Your goal: Find the word "Date" in the material below and gather every line that contains it.

***** Information supplied

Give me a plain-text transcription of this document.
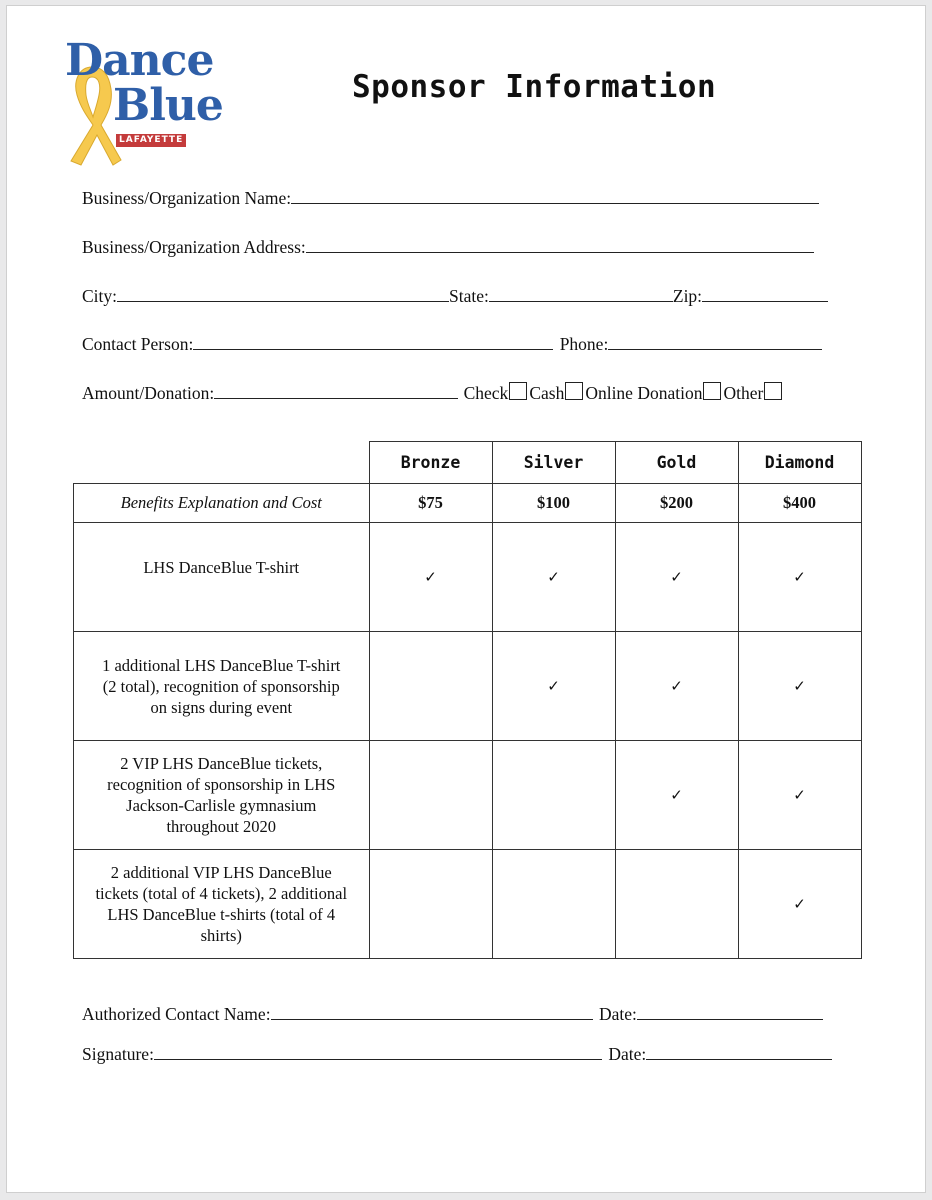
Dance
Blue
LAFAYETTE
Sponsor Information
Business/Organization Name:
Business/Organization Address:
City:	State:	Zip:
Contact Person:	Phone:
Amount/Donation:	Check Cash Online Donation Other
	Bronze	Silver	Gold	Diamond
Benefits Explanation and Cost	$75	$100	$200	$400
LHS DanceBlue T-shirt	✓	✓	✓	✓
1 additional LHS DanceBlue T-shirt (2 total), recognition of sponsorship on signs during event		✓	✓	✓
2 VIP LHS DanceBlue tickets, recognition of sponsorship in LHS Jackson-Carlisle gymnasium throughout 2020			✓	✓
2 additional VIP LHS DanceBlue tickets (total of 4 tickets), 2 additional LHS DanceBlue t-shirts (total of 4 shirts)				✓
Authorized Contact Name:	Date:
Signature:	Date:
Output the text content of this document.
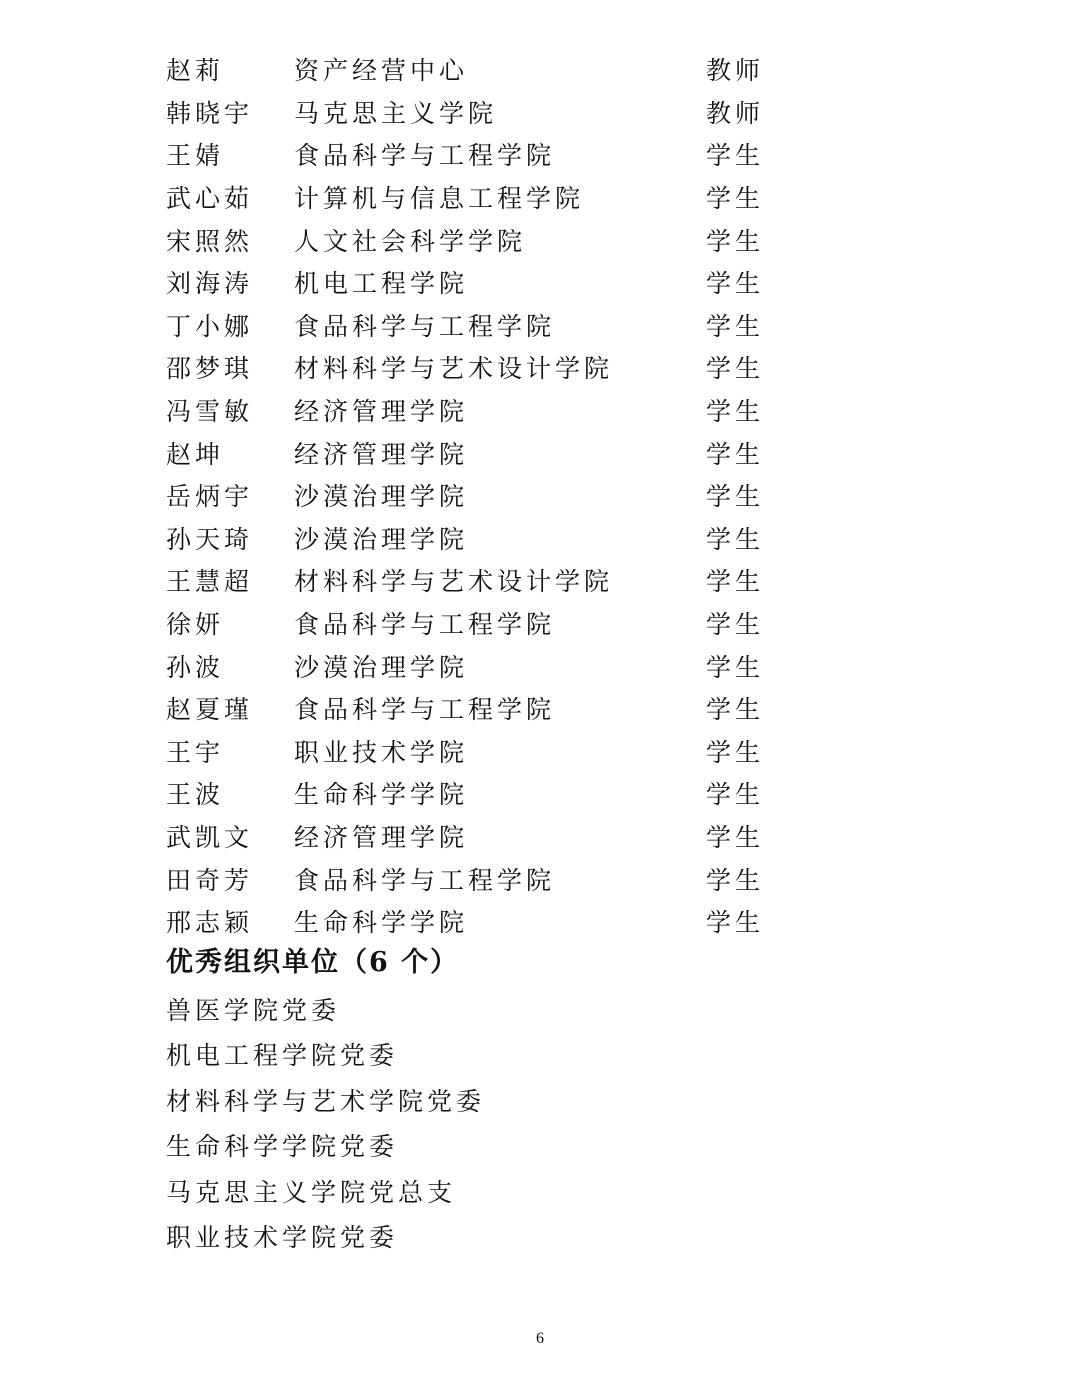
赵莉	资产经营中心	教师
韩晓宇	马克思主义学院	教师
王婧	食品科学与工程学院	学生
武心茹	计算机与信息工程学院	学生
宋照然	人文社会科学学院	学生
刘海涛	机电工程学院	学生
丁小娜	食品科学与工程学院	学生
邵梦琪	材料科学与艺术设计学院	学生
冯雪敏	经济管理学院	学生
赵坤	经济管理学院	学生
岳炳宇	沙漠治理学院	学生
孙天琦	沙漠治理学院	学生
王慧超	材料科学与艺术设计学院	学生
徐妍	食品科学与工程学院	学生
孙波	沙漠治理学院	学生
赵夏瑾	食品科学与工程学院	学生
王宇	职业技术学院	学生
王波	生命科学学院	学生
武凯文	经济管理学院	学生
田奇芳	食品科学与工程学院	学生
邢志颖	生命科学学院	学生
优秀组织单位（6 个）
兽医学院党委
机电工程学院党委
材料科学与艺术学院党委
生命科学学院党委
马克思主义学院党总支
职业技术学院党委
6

**********

Complete output:
Authorized Contact Name:	Date:
Signature:	Date:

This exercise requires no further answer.